Copy out every line that contains "biblical".

— start of RECORDS FOR THIS EXERCISE —

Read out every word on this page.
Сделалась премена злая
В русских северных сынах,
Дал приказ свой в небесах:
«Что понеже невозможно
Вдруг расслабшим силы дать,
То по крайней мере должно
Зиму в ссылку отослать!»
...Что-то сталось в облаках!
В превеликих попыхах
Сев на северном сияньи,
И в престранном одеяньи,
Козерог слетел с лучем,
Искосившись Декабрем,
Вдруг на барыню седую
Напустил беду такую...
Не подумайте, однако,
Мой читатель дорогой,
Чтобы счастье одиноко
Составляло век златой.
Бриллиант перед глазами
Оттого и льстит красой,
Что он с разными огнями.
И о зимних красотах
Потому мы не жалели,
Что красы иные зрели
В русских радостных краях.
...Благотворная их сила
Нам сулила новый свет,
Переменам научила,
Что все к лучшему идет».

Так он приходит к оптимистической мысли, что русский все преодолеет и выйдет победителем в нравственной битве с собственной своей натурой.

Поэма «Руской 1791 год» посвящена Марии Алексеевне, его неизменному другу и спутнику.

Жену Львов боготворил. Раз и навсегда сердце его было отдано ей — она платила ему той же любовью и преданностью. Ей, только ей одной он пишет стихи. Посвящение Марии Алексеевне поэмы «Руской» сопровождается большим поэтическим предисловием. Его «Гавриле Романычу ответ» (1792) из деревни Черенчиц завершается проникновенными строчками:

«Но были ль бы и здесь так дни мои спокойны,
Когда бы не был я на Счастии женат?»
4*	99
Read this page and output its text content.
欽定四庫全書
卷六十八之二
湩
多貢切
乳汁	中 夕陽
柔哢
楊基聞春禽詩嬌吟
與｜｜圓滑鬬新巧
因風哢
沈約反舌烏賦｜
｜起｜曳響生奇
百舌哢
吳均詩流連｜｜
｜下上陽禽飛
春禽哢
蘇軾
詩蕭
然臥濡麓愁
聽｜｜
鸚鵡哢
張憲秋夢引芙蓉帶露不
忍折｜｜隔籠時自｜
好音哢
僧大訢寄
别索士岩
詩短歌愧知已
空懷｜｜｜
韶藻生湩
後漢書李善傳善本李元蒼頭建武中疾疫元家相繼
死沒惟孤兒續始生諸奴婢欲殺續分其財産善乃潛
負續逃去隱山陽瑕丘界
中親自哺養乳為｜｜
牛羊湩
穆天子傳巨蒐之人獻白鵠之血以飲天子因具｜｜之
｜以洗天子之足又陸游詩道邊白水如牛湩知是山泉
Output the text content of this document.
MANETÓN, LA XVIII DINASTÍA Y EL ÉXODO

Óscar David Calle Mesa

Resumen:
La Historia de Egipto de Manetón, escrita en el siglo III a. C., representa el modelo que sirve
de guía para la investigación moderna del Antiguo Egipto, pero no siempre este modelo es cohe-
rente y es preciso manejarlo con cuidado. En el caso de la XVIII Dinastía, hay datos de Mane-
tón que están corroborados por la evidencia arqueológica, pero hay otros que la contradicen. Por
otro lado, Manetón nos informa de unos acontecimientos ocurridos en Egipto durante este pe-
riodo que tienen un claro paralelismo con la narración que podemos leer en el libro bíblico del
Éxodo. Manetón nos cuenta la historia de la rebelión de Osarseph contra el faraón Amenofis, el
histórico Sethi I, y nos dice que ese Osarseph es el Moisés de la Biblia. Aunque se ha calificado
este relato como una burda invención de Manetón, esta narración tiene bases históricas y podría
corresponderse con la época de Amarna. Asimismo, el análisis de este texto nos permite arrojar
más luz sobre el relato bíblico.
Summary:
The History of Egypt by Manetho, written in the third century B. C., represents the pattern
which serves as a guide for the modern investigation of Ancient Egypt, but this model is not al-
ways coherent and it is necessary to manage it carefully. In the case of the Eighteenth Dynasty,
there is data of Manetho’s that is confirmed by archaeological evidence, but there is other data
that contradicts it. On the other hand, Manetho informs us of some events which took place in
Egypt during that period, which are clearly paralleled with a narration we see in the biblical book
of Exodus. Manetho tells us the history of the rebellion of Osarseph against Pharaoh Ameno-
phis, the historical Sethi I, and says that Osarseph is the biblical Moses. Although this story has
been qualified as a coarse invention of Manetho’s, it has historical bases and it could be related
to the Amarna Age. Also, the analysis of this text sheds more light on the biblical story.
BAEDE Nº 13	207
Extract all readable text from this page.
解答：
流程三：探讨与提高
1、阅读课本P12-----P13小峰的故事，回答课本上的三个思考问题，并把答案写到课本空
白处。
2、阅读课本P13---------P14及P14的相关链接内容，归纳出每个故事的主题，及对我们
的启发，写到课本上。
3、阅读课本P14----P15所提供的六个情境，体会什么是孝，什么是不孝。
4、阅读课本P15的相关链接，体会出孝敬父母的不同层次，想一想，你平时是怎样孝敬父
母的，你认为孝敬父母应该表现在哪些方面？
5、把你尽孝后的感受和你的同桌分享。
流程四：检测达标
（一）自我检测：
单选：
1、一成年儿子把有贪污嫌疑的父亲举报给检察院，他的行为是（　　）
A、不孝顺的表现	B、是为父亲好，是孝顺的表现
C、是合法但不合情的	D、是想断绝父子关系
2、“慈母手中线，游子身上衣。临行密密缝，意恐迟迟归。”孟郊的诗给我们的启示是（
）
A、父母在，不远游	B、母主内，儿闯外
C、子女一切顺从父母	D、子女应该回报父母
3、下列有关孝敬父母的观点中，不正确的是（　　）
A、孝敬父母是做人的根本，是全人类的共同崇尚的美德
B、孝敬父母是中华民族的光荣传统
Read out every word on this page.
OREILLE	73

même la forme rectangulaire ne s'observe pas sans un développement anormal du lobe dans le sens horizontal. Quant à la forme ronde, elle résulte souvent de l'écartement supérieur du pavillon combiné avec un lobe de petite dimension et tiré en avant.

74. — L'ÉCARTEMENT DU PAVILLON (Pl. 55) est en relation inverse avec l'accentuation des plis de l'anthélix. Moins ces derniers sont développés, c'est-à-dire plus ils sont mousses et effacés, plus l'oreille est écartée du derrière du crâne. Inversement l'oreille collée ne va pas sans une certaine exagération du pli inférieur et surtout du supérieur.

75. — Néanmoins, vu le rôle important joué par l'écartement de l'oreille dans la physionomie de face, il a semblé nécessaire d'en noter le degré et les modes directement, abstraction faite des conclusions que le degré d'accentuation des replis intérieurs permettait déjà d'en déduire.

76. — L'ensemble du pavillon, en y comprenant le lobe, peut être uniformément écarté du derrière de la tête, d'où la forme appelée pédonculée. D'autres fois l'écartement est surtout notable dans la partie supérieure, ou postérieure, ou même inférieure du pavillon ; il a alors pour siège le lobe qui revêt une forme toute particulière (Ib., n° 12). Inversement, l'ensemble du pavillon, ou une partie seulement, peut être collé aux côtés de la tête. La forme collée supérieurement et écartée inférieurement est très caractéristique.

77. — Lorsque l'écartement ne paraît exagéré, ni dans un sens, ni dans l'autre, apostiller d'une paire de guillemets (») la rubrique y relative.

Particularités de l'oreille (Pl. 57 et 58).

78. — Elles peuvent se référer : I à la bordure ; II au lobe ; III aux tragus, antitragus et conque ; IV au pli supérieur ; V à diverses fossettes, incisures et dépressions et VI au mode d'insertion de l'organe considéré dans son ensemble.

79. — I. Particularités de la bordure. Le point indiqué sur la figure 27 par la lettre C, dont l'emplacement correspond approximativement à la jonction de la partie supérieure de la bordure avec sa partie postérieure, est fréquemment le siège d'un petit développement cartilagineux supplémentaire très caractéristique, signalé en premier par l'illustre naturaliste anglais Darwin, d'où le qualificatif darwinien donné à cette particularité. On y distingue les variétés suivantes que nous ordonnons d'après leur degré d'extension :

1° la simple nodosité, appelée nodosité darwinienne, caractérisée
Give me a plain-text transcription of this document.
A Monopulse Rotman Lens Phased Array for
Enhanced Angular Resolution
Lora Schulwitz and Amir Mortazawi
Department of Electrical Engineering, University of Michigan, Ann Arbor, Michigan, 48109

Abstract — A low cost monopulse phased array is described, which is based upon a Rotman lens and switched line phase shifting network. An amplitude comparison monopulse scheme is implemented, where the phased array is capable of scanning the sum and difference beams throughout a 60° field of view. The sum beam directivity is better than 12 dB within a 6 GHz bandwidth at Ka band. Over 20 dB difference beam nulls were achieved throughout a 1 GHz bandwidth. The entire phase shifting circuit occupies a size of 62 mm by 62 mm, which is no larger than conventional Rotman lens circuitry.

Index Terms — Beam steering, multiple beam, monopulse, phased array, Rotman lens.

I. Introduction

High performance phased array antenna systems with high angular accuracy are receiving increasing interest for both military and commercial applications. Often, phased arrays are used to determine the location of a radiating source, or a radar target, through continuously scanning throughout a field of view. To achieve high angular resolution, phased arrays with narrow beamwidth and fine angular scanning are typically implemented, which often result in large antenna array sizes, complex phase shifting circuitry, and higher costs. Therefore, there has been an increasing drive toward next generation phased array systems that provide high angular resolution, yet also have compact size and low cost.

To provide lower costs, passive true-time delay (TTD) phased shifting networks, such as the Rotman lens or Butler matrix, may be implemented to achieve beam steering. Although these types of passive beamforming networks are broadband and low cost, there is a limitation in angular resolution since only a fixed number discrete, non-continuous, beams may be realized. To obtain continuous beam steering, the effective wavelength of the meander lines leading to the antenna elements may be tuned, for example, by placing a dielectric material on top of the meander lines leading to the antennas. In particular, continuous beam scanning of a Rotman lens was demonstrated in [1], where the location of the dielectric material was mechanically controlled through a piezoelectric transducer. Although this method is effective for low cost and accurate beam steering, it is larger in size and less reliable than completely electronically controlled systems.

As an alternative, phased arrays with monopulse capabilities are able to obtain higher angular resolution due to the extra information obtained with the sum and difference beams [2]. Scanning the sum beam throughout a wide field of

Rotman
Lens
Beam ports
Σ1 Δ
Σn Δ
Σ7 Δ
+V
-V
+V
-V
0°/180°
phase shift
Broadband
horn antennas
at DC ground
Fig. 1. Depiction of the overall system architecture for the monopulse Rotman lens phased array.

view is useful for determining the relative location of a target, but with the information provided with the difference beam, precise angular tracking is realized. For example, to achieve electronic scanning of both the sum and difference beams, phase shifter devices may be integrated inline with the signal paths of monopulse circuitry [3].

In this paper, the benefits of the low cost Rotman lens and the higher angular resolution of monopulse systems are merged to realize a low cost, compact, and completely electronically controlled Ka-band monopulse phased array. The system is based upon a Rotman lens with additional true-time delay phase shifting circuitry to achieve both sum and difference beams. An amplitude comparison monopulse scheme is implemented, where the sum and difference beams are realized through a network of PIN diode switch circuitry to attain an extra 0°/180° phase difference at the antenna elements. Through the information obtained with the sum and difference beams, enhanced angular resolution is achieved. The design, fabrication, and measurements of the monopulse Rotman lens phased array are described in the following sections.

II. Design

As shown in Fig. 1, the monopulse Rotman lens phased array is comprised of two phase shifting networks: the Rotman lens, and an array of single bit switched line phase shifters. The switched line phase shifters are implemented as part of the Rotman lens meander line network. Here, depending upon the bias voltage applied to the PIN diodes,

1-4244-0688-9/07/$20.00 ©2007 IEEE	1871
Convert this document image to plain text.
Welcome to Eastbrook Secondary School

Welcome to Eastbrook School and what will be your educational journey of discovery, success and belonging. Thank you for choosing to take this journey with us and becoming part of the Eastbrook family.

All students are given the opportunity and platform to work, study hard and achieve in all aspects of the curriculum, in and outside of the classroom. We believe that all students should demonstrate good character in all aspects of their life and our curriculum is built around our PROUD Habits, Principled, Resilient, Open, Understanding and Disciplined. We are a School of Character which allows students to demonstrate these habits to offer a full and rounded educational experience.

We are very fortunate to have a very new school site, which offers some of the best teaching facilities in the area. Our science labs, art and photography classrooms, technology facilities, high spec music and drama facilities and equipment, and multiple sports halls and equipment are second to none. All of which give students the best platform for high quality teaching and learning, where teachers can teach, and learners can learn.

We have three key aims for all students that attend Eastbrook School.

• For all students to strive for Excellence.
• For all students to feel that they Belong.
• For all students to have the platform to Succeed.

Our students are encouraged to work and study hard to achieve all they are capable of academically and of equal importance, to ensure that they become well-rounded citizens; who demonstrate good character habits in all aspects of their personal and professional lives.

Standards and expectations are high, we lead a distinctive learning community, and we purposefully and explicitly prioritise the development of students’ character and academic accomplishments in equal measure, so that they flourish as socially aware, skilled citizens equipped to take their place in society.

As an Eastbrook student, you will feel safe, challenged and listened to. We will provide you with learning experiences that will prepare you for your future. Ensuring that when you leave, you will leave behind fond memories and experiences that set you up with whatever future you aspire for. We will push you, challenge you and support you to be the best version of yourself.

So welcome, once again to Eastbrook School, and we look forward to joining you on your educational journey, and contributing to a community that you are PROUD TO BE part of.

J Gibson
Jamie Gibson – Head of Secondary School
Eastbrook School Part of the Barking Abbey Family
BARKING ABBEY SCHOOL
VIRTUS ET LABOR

— end of RECORDS FOR THIS EXERCISE —

## WRITTEN RESPONSE
Egypt during that period, which are clearly paralleled with a narration we see in the biblical book
phis, the historical Sethi I, and says that Osarseph is the biblical Moses. Although this story has
to the Amarna Age. Also, the analysis of this text sheds more light on the biblical story.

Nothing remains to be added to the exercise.